» Task instructions
Output all of the entries below precisely as written.

[Data entries]
═══
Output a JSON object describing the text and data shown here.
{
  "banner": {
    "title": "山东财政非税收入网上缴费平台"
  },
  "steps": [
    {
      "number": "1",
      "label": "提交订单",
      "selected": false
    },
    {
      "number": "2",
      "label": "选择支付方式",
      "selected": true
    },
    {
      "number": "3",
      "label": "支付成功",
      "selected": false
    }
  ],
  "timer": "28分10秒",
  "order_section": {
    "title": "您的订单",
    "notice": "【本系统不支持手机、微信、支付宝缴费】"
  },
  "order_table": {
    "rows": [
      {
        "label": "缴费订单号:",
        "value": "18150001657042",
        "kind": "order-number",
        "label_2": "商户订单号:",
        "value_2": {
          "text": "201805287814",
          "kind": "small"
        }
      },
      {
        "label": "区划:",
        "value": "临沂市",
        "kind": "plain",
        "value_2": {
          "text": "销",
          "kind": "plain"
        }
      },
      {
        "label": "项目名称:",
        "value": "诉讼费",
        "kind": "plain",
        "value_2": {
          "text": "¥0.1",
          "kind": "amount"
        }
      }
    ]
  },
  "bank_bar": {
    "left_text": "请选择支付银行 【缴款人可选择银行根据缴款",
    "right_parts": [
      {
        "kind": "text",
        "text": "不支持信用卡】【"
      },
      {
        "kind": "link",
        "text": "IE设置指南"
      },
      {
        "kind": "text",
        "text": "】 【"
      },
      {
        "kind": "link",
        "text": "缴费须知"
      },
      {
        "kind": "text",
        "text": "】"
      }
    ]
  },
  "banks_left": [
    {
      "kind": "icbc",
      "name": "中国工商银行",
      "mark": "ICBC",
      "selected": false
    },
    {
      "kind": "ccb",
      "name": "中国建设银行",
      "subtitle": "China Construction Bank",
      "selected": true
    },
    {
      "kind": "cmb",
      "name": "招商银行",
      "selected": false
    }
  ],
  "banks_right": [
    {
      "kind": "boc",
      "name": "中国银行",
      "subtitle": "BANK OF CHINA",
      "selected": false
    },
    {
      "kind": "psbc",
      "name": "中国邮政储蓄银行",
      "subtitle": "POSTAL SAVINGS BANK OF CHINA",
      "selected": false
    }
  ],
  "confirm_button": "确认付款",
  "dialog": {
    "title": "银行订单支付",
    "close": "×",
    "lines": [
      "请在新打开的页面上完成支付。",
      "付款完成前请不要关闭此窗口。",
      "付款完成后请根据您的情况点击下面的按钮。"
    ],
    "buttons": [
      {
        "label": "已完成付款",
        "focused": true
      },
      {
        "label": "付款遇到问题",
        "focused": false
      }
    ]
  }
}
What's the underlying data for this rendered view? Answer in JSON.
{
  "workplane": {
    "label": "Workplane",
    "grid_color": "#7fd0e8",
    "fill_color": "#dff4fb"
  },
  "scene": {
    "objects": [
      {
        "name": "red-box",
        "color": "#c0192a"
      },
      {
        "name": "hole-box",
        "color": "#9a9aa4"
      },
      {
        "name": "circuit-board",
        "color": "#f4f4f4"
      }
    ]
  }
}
═══
» Full response
Output a JSON object describing the text and data shown here.
{
  "banner": {
    "title": "山东财政非税收入网上缴费平台"
  },
  "steps": [
    {
      "number": "1",
      "label": "提交订单",
      "selected": false
    },
    {
      "number": "2",
      "label": "选择支付方式",
      "selected": true
    },
    {
      "number": "3",
      "label": "支付成功",
      "selected": false
    }
  ],
  "timer": "28分10秒",
  "order_section": {
    "title": "您的订单",
    "notice": "【本系统不支持手机、微信、支付宝缴费】"
  },
  "order_table": {
    "rows": [
      {
        "label": "缴费订单号:",
        "value": "18150001657042",
        "kind": "order-number",
        "label_2": "商户订单号:",
        "value_2": {
          "text": "201805287814",
          "kind": "small"
        }
      },
      {
        "label": "区划:",
        "value": "临沂市",
        "kind": "plain",
        "value_2": {
          "text": "销",
          "kind": "plain"
        }
      },
      {
        "label": "项目名称:",
        "value": "诉讼费",
        "kind": "plain",
        "value_2": {
          "text": "¥0.1",
          "kind": "amount"
        }
      }
    ]
  },
  "bank_bar": {
    "left_text": "请选择支付银行 【缴款人可选择银行根据缴款",
    "right_parts": [
      {
        "kind": "text",
        "text": "不支持信用卡】【"
      },
      {
        "kind": "link",
        "text": "IE设置指南"
      },
      {
        "kind": "text",
        "text": "】 【"
      },
      {
        "kind": "link",
        "text": "缴费须知"
      },
      {
        "kind": "text",
        "text": "】"
      }
    ]
  },
  "banks_left": [
    {
      "kind": "icbc",
      "name": "中国工商银行",
      "mark": "ICBC",
      "selected": false
    },
    {
      "kind": "ccb",
      "name": "中国建设银行",
      "subtitle": "China Construction Bank",
      "selected": true
    },
    {
      "kind": "cmb",
      "name": "招商银行",
      "selected": false
    }
  ],
  "banks_right": [
    {
      "kind": "boc",
      "name": "中国银行",
      "subtitle": "BANK OF CHINA",
      "selected": false
    },
    {
      "kind": "psbc",
      "name": "中国邮政储蓄银行",
      "subtitle": "POSTAL SAVINGS BANK OF CHINA",
      "selected": false
    }
  ],
  "confirm_button": "确认付款",
  "dialog": {
    "title": "银行订单支付",
    "close": "×",
    "lines": [
      "请在新打开的页面上完成支付。",
      "付款完成前请不要关闭此窗口。",
      "付款完成后请根据您的情况点击下面的按钮。"
    ],
    "buttons": [
      {
        "label": "已完成付款",
        "focused": true
      },
      {
        "label": "付款遇到问题",
        "focused": false
      }
    ]
  }
}
What's the underlying data for this rendered view? Answer in JSON.
{
  "workplane": {
    "label": "Workplane",
    "grid_color": "#7fd0e8",
    "fill_color": "#dff4fb"
  },
  "scene": {
    "objects": [
      {
        "name": "red-box",
        "color": "#c0192a"
      },
      {
        "name": "hole-box",
        "color": "#9a9aa4"
      },
      {
        "name": "circuit-board",
        "color": "#f4f4f4"
      }
    ]
  }
}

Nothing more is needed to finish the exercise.